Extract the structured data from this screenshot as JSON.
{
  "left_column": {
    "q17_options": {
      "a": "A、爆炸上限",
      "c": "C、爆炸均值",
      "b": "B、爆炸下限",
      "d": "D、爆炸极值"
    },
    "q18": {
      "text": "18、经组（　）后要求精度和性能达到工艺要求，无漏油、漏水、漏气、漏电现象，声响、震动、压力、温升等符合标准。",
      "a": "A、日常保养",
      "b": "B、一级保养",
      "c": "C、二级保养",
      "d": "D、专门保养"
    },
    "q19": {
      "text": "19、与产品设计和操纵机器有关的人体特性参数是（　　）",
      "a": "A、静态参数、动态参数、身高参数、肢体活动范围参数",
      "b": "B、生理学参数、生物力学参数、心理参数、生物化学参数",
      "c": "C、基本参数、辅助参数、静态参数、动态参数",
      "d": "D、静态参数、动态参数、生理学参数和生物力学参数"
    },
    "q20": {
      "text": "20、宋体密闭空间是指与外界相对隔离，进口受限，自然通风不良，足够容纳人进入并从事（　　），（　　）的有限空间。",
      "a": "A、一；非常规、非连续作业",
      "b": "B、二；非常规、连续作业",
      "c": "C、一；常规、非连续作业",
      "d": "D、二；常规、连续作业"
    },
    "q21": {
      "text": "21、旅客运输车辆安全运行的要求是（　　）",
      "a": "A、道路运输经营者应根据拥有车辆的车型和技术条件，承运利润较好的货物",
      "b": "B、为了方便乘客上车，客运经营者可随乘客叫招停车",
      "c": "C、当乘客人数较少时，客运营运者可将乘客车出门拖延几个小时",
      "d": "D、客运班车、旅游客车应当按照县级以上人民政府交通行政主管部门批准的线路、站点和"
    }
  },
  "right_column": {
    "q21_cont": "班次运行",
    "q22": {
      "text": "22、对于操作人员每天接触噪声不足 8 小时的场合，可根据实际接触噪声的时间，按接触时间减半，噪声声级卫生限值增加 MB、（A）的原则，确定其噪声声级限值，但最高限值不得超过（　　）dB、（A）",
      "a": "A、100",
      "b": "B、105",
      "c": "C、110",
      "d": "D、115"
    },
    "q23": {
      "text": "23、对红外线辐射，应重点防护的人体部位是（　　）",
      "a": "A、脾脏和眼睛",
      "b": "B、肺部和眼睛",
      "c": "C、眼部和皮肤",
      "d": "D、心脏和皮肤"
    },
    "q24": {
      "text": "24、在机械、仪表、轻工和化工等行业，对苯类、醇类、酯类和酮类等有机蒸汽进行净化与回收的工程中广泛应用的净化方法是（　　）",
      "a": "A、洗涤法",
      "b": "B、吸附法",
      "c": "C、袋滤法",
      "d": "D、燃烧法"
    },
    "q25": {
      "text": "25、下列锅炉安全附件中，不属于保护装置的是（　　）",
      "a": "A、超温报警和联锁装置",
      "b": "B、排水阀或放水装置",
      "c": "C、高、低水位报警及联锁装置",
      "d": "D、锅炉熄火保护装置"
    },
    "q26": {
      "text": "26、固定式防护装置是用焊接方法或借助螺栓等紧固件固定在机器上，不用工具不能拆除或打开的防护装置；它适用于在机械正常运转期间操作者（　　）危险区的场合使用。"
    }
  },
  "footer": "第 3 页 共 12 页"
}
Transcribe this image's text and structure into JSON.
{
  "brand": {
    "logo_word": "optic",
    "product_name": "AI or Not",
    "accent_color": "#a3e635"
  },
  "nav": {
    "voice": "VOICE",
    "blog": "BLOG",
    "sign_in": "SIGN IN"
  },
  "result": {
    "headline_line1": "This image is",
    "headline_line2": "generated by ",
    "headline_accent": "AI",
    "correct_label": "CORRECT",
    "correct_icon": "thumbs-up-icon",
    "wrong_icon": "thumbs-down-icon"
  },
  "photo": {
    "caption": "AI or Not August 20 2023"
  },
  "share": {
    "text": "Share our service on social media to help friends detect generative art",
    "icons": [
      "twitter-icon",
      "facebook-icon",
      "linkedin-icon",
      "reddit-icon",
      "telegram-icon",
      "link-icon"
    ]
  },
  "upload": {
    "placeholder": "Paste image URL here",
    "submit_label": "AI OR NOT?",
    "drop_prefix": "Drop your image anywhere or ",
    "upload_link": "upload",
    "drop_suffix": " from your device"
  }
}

========

Take the records above and return them exactly as written.

ANSWER TO THE EXERCISE.
Extract the structured data from this screenshot as JSON.
{
  "left_column": {
    "q17_options": {
      "a": "A、爆炸上限",
      "c": "C、爆炸均值",
      "b": "B、爆炸下限",
      "d": "D、爆炸极值"
    },
    "q18": {
      "text": "18、经组（　）后要求精度和性能达到工艺要求，无漏油、漏水、漏气、漏电现象，声响、震动、压力、温升等符合标准。",
      "a": "A、日常保养",
      "b": "B、一级保养",
      "c": "C、二级保养",
      "d": "D、专门保养"
    },
    "q19": {
      "text": "19、与产品设计和操纵机器有关的人体特性参数是（　　）",
      "a": "A、静态参数、动态参数、身高参数、肢体活动范围参数",
      "b": "B、生理学参数、生物力学参数、心理参数、生物化学参数",
      "c": "C、基本参数、辅助参数、静态参数、动态参数",
      "d": "D、静态参数、动态参数、生理学参数和生物力学参数"
    },
    "q20": {
      "text": "20、宋体密闭空间是指与外界相对隔离，进口受限，自然通风不良，足够容纳人进入并从事（　　），（　　）的有限空间。",
      "a": "A、一；非常规、非连续作业",
      "b": "B、二；非常规、连续作业",
      "c": "C、一；常规、非连续作业",
      "d": "D、二；常规、连续作业"
    },
    "q21": {
      "text": "21、旅客运输车辆安全运行的要求是（　　）",
      "a": "A、道路运输经营者应根据拥有车辆的车型和技术条件，承运利润较好的货物",
      "b": "B、为了方便乘客上车，客运经营者可随乘客叫招停车",
      "c": "C、当乘客人数较少时，客运营运者可将乘客车出门拖延几个小时",
      "d": "D、客运班车、旅游客车应当按照县级以上人民政府交通行政主管部门批准的线路、站点和"
    }
  },
  "right_column": {
    "q21_cont": "班次运行",
    "q22": {
      "text": "22、对于操作人员每天接触噪声不足 8 小时的场合，可根据实际接触噪声的时间，按接触时间减半，噪声声级卫生限值增加 MB、（A）的原则，确定其噪声声级限值，但最高限值不得超过（　　）dB、（A）",
      "a": "A、100",
      "b": "B、105",
      "c": "C、110",
      "d": "D、115"
    },
    "q23": {
      "text": "23、对红外线辐射，应重点防护的人体部位是（　　）",
      "a": "A、脾脏和眼睛",
      "b": "B、肺部和眼睛",
      "c": "C、眼部和皮肤",
      "d": "D、心脏和皮肤"
    },
    "q24": {
      "text": "24、在机械、仪表、轻工和化工等行业，对苯类、醇类、酯类和酮类等有机蒸汽进行净化与回收的工程中广泛应用的净化方法是（　　）",
      "a": "A、洗涤法",
      "b": "B、吸附法",
      "c": "C、袋滤法",
      "d": "D、燃烧法"
    },
    "q25": {
      "text": "25、下列锅炉安全附件中，不属于保护装置的是（　　）",
      "a": "A、超温报警和联锁装置",
      "b": "B、排水阀或放水装置",
      "c": "C、高、低水位报警及联锁装置",
      "d": "D、锅炉熄火保护装置"
    },
    "q26": {
      "text": "26、固定式防护装置是用焊接方法或借助螺栓等紧固件固定在机器上，不用工具不能拆除或打开的防护装置；它适用于在机械正常运转期间操作者（　　）危险区的场合使用。"
    }
  },
  "footer": "第 3 页 共 12 页"
}
Transcribe this image's text and structure into JSON.
{
  "brand": {
    "logo_word": "optic",
    "product_name": "AI or Not",
    "accent_color": "#a3e635"
  },
  "nav": {
    "voice": "VOICE",
    "blog": "BLOG",
    "sign_in": "SIGN IN"
  },
  "result": {
    "headline_line1": "This image is",
    "headline_line2": "generated by ",
    "headline_accent": "AI",
    "correct_label": "CORRECT",
    "correct_icon": "thumbs-up-icon",
    "wrong_icon": "thumbs-down-icon"
  },
  "photo": {
    "caption": "AI or Not August 20 2023"
  },
  "share": {
    "text": "Share our service on social media to help friends detect generative art",
    "icons": [
      "twitter-icon",
      "facebook-icon",
      "linkedin-icon",
      "reddit-icon",
      "telegram-icon",
      "link-icon"
    ]
  },
  "upload": {
    "placeholder": "Paste image URL here",
    "submit_label": "AI OR NOT?",
    "drop_prefix": "Drop your image anywhere or ",
    "upload_link": "upload",
    "drop_suffix": " from your device"
  }
}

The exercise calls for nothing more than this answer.